• [DIRECTION]: Reproduce every line of the data below verbatim, leaving out the pictures.

=====

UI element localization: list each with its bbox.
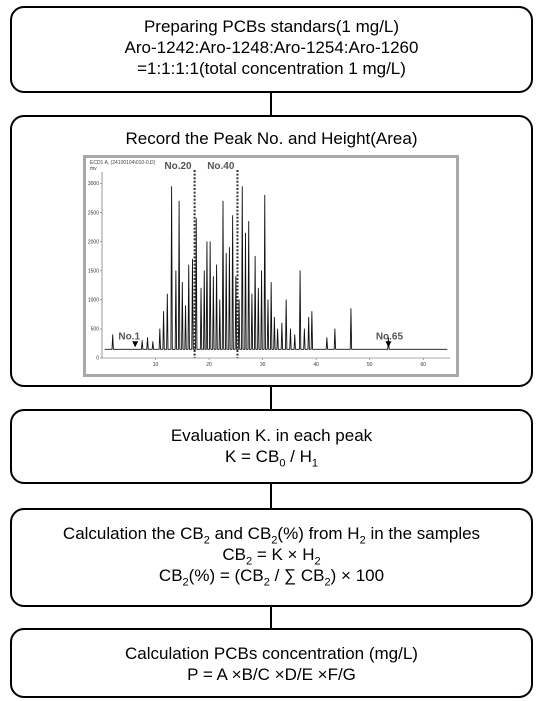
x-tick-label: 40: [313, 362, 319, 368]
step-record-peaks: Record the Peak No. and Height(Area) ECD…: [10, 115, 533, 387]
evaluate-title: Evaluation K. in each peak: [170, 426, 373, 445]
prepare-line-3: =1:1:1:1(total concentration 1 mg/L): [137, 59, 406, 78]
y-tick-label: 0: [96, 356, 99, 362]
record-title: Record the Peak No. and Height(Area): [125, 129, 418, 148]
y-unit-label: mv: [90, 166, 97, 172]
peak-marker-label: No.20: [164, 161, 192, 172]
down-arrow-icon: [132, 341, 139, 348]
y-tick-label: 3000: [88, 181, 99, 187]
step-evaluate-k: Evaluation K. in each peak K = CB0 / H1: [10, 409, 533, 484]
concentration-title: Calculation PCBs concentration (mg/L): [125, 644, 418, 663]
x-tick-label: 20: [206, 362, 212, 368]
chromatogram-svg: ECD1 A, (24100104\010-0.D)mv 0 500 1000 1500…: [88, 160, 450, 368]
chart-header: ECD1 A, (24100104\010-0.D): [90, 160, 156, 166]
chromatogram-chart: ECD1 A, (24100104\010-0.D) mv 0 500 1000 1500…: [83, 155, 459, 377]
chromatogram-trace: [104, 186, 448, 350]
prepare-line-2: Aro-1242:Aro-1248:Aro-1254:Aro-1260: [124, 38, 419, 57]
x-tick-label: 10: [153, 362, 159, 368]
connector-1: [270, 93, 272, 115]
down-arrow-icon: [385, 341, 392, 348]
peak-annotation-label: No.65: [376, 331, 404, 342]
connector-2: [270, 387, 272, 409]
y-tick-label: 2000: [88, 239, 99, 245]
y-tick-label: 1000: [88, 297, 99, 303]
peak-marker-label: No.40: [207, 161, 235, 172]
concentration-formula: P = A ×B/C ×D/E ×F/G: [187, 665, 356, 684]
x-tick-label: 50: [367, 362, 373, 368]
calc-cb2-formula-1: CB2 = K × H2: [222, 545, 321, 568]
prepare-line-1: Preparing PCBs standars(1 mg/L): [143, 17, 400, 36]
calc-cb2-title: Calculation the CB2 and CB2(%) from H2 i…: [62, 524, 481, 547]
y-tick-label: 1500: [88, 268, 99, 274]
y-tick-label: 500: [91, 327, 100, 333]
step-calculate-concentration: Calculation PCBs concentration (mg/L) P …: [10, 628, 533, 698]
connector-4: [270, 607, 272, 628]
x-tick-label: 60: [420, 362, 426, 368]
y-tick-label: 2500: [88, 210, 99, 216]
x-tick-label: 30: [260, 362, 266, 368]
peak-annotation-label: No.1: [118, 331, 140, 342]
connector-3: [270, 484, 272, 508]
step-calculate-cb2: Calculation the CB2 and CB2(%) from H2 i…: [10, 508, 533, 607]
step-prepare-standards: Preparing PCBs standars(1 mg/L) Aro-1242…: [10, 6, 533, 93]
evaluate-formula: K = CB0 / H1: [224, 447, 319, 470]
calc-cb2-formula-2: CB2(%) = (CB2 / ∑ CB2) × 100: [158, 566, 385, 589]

=====

• [RESULT OF THE EXERCISE]:
UI element localization: list each with its bbox.
x-tick-label: 40: [313, 362, 319, 368]
step-record-peaks: Record the Peak No. and Height(Area) ECD…: [10, 115, 533, 387]
evaluate-title: Evaluation K. in each peak: [170, 426, 373, 445]
prepare-line-3: =1:1:1:1(total concentration 1 mg/L): [137, 59, 406, 78]
y-tick-label: 0: [96, 356, 99, 362]
record-title: Record the Peak No. and Height(Area): [125, 129, 418, 148]
y-unit-label: mv: [90, 166, 97, 172]
peak-marker-label: No.20: [164, 161, 192, 172]
down-arrow-icon: [132, 341, 139, 348]
y-tick-label: 3000: [88, 181, 99, 187]
step-evaluate-k: Evaluation K. in each peak K = CB0 / H1: [10, 409, 533, 484]
concentration-title: Calculation PCBs concentration (mg/L): [125, 644, 418, 663]
x-tick-label: 20: [206, 362, 212, 368]
chromatogram-svg: ECD1 A, (24100104\010-0.D)mv 0 500 1000 1500…: [88, 160, 450, 368]
chart-header: ECD1 A, (24100104\010-0.D): [90, 160, 156, 166]
chromatogram-chart: ECD1 A, (24100104\010-0.D) mv 0 500 1000 1500…: [83, 155, 459, 377]
chromatogram-trace: [104, 186, 448, 350]
prepare-line-2: Aro-1242:Aro-1248:Aro-1254:Aro-1260: [124, 38, 419, 57]
x-tick-label: 10: [153, 362, 159, 368]
connector-1: [270, 93, 272, 115]
down-arrow-icon: [385, 341, 392, 348]
peak-annotation-label: No.65: [376, 331, 404, 342]
connector-2: [270, 387, 272, 409]
y-tick-label: 2000: [88, 239, 99, 245]
y-tick-label: 1000: [88, 297, 99, 303]
peak-marker-label: No.40: [207, 161, 235, 172]
concentration-formula: P = A ×B/C ×D/E ×F/G: [187, 665, 356, 684]
x-tick-label: 50: [367, 362, 373, 368]
calc-cb2-formula-1: CB2 = K × H2: [222, 545, 321, 568]
prepare-line-1: Preparing PCBs standars(1 mg/L): [143, 17, 400, 36]
calc-cb2-title: Calculation the CB2 and CB2(%) from H2 i…: [62, 524, 481, 547]
y-tick-label: 1500: [88, 268, 99, 274]
y-tick-label: 500: [91, 327, 100, 333]
step-calculate-concentration: Calculation PCBs concentration (mg/L) P …: [10, 628, 533, 698]
connector-4: [270, 607, 272, 628]
x-tick-label: 60: [420, 362, 426, 368]
y-tick-label: 2500: [88, 210, 99, 216]
x-tick-label: 30: [260, 362, 266, 368]
peak-annotation-label: No.1: [118, 331, 140, 342]
connector-3: [270, 484, 272, 508]
step-calculate-cb2: Calculation the CB2 and CB2(%) from H2 i…: [10, 508, 533, 607]
step-prepare-standards: Preparing PCBs standars(1 mg/L) Aro-1242…: [10, 6, 533, 93]
evaluate-formula: K = CB0 / H1: [224, 447, 319, 470]
calc-cb2-formula-2: CB2(%) = (CB2 / ∑ CB2) × 100: [158, 566, 385, 589]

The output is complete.